CNG.online: - Sektor kehutanan sebagai bagian dari sumber daya alam yang dimiliki Indonesia, memegang peran penting dalam pembangunan nasional. Dengan luasan sekitar 70% dari wilayah darat, hutan Indonesia ibarat ‘magnet' bagi berbagai pihak dengan beragam kepentingan. Di sisi lain, penetapan tata batas hingga saat ini masih belum tuntas. Sengketa lahan atau kawasan hutan dan saling klaim batas kelola pun menjadi fenomena yang terus berulang dari tahun ke tahun.
Salah satu latar belakang konflik di sektor kehutanan adalah indikasi praktek koruptif di sejumlah tahapan pengelolaan hutan. Dengan memanfaatkan celah yang ada pada regulasi, keuntungan dalam jumlah yang tak sedikit dapat dinikmati pihak tertentu.

> INFORMASI YANG DIBERIKAN

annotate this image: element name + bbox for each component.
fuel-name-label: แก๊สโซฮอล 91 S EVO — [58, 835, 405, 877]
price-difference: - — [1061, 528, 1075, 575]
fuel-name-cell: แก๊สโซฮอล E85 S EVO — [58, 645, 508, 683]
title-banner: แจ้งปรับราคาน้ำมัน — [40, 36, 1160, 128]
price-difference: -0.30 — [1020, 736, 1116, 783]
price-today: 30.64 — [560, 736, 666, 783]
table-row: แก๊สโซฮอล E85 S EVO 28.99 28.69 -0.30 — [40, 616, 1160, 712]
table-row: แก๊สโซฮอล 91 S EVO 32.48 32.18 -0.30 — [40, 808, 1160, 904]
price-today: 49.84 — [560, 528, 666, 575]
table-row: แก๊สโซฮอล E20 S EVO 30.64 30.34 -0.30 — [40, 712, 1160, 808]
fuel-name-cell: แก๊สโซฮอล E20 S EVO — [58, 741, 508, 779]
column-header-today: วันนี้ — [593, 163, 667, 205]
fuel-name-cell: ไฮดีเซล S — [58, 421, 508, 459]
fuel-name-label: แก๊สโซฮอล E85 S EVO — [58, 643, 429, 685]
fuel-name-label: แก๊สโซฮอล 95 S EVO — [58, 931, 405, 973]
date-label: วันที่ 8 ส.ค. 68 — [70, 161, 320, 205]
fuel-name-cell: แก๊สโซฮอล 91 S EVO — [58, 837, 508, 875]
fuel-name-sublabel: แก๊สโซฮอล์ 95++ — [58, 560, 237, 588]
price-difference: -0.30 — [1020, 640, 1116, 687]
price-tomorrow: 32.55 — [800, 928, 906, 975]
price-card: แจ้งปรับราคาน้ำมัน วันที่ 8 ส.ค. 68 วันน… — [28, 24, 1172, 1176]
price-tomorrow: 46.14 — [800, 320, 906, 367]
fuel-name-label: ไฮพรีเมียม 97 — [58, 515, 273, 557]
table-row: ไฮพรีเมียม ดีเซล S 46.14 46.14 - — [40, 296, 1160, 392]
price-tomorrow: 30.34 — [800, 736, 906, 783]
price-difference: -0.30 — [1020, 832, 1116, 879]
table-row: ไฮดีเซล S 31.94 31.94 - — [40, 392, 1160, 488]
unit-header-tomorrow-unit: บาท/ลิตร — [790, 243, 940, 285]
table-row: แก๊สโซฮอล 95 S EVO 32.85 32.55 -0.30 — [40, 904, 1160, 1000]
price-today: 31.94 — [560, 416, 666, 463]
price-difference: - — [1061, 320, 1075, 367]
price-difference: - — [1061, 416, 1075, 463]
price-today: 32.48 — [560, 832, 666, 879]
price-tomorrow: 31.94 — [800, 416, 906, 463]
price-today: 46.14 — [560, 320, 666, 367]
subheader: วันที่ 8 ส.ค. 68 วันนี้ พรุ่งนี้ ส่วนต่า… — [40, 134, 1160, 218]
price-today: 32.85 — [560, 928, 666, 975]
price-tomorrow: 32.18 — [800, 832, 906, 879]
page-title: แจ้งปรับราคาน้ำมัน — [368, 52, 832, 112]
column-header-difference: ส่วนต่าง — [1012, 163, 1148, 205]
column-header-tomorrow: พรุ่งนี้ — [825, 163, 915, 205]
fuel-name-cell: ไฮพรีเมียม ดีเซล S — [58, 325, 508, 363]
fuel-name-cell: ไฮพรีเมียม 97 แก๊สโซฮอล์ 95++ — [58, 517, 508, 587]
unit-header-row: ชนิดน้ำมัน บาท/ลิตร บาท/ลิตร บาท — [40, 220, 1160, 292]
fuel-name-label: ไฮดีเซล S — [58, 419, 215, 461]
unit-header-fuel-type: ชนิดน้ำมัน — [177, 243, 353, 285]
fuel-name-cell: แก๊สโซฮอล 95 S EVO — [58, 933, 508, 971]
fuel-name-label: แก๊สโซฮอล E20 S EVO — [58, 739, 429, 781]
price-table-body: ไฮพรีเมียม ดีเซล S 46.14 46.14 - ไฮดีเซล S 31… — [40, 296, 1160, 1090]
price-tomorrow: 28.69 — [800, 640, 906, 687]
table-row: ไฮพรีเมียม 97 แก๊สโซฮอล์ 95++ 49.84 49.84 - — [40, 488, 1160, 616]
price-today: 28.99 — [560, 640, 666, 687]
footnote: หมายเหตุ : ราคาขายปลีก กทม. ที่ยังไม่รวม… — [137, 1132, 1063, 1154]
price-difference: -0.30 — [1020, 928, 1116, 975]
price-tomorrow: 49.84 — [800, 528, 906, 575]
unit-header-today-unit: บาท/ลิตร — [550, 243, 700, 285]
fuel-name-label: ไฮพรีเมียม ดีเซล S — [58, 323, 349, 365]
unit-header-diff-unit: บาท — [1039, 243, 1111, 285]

> TUGAS 1
Menurut teks bacaan tentang sektor kehutanan, berapa luas hutan Indonesia dibandingkan dengan wilayah daratnya?
> TUGAS 2
Kutiplah bagian teks bacaan tentang sektor kehutanan dari "Salah satu latar" sampai "dinikmati pihak tertentu.".

> HASIL 1
Sekitar 70% dari wilayah darat Indonesia.

> HASIL 2
Salah satu latar belakang konflik di sektor kehutanan adalah indikasi praktek koruptif di sejumlah tahapan pengelolaan hutan. Dengan memanfaatkan celah yang ada pada regulasi, keuntungan dalam jumlah yang tak sedikit dapat dinikmati pihak tertentu.